--- PROVIDED DATA ---
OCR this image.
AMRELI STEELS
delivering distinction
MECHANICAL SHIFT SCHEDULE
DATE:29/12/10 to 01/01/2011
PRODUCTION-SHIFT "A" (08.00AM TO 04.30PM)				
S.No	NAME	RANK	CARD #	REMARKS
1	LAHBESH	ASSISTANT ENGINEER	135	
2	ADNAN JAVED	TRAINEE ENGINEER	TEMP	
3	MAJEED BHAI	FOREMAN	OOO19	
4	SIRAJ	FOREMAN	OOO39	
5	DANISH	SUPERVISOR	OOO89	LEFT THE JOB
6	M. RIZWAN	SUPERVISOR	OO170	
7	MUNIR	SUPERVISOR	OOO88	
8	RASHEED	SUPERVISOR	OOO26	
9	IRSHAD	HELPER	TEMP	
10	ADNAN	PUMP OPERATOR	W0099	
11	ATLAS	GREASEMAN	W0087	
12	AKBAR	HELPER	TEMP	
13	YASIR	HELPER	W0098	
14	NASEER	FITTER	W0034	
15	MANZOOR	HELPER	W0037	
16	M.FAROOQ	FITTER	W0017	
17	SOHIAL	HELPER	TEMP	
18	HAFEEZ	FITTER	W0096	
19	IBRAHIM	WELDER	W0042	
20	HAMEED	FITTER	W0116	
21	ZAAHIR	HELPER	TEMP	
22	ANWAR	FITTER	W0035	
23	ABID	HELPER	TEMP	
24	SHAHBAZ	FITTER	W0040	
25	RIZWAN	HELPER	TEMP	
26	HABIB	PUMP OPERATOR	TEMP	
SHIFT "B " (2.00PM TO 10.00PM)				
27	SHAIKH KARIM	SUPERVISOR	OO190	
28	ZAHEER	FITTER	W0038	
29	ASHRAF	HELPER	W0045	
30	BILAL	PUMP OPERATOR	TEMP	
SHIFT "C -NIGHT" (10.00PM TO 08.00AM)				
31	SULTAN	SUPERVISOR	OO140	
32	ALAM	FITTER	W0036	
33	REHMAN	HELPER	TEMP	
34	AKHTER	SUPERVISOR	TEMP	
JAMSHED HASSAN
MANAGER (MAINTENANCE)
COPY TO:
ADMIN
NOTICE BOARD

--- THE EXERCISE ---
Report each line in the preceding entries that holds the string "SUPERVISOR".

--- TASK RESPONSE ---
5	DANISH	SUPERVISOR	OOO89	LEFT THE JOB
6	M. RIZWAN	SUPERVISOR	OO170	
7	MUNIR	SUPERVISOR	OOO88	
8	RASHEED	SUPERVISOR	OOO26	
27	SHAIKH KARIM	SUPERVISOR	OO190	
31	SULTAN	SUPERVISOR	OO140	
34	AKHTER	SUPERVISOR	TEMP	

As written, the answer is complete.